# Wireless internet at BCV or VWL?



## 3kids4me (Jan 20, 2009)

Does anyone know if there is wireless internet at either BCV or VWL?  

Thanks!


----------



## tomandrobin (Jan 20, 2009)

No wireless internet at BCV or VWL. All of the DVC resorts are hardwired for internet access.


----------



## 3kids4me (Jan 20, 2009)

Thanks.  Does that mean that, if I bring a laptop, I have to have some kind of cable to plug it in?  Or, is the cable already there in the rooms?


----------



## tomandrobin (Jan 20, 2009)

There is a cable in the room, usually in a bag, hanging in the closet.


----------



## 3kids4me (Jan 20, 2009)

Thanks!  (So, only one connection per villa then...even for a two bedroom?)


----------



## Twinkstarr (Jan 21, 2009)

3kids4me said:


> Thanks!  (So, only one connection per villa then...even for a two bedroom?)



I think so, I didn't go check the 2nd bedroom at SSR when we were there at Thanksgiving. That was a dedicated unit, connection at the desk in the master.

───

### TO DO
Please copy the forum thread from "Does anyone know" to "for internet access.", substituting "wired" for "hardwired". These rows have nothing to do with the forum thread.

### Dataset entries
───

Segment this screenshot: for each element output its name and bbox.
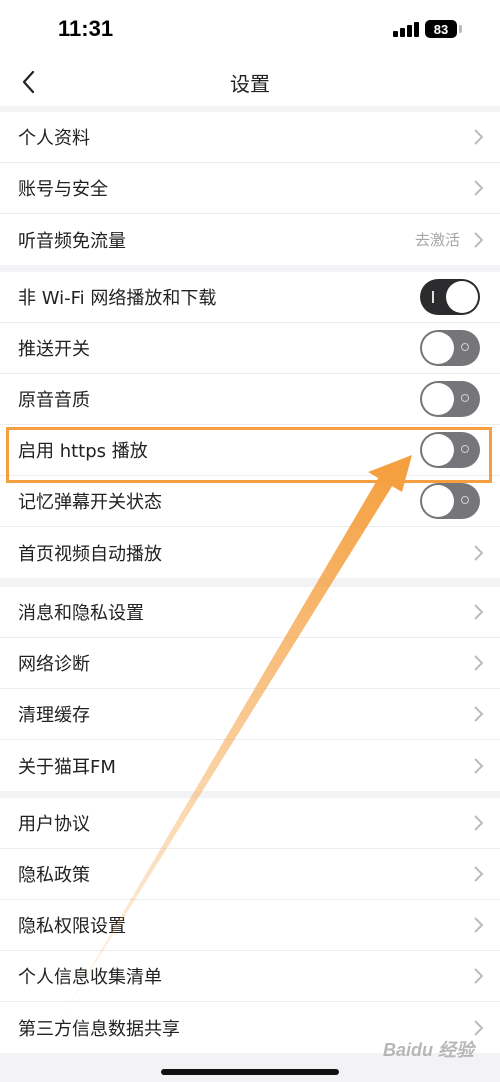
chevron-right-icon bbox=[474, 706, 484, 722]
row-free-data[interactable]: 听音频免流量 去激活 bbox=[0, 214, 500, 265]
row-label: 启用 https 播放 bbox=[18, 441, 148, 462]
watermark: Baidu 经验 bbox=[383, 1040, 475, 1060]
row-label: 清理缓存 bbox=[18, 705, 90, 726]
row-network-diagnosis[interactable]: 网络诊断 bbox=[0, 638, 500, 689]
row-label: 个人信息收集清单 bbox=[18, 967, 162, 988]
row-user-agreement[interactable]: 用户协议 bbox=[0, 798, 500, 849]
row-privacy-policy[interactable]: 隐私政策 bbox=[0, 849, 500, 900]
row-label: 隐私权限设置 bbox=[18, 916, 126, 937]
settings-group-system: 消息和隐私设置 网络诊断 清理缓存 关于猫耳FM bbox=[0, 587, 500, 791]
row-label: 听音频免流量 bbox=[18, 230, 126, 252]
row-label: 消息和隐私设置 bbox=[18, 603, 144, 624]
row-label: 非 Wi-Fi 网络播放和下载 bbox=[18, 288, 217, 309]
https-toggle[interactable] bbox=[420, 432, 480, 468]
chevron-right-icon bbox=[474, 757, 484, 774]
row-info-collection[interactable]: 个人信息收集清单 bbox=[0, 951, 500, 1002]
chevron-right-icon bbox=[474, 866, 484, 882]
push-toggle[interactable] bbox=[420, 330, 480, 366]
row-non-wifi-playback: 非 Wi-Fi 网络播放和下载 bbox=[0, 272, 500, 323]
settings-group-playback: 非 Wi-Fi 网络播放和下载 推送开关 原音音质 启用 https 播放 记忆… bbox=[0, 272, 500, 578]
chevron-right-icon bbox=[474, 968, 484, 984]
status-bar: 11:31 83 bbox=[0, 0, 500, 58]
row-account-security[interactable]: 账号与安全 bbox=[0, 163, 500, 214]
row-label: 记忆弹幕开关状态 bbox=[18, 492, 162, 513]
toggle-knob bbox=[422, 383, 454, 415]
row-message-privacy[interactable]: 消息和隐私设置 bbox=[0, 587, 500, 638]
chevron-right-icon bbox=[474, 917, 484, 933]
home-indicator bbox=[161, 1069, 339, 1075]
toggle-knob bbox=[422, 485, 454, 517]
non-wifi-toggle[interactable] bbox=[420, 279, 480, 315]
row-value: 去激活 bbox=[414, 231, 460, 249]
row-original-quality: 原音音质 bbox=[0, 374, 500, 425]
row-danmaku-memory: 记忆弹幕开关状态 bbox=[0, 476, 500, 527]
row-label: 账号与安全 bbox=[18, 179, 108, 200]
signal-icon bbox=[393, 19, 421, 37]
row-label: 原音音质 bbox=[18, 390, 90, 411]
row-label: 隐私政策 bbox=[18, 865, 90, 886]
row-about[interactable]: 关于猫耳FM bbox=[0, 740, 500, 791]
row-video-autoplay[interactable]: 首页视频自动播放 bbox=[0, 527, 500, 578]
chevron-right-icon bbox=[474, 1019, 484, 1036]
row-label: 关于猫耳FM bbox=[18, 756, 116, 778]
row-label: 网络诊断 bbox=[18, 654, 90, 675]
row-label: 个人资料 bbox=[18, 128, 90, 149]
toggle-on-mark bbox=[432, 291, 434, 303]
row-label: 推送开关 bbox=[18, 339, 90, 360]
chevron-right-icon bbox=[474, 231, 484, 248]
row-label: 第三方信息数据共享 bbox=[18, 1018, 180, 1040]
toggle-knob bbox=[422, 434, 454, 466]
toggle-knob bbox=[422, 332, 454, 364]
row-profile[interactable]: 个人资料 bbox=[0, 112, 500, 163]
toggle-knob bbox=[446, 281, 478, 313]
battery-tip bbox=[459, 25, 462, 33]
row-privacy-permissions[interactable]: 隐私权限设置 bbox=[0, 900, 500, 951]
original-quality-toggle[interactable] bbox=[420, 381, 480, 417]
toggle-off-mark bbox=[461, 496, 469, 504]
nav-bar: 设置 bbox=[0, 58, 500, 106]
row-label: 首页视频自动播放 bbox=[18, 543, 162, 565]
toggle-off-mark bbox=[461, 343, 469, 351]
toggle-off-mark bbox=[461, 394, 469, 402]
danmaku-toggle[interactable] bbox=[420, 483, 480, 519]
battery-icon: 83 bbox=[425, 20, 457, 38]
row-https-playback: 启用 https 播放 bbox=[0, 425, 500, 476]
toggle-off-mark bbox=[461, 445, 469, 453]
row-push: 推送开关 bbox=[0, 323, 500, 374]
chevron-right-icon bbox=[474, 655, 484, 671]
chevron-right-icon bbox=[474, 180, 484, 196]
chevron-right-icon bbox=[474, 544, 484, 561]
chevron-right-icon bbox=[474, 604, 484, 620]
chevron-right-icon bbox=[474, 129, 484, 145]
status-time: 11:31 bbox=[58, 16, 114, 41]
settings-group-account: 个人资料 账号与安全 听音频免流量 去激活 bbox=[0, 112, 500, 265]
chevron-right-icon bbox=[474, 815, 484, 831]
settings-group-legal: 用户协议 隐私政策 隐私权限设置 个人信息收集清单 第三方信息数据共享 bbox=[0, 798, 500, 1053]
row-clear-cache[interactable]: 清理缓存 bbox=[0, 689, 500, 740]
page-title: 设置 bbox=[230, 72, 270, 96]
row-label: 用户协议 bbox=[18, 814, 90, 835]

───

### RESULT OF THE EXERCISE
Does anyone know if there is wireless internet at either BCV or VWL?  

Thanks!


----------



## tomandrobin (Jan 20, 2009)

No wireless internet at BCV or VWL. All of the DVC resorts are wired for internet access.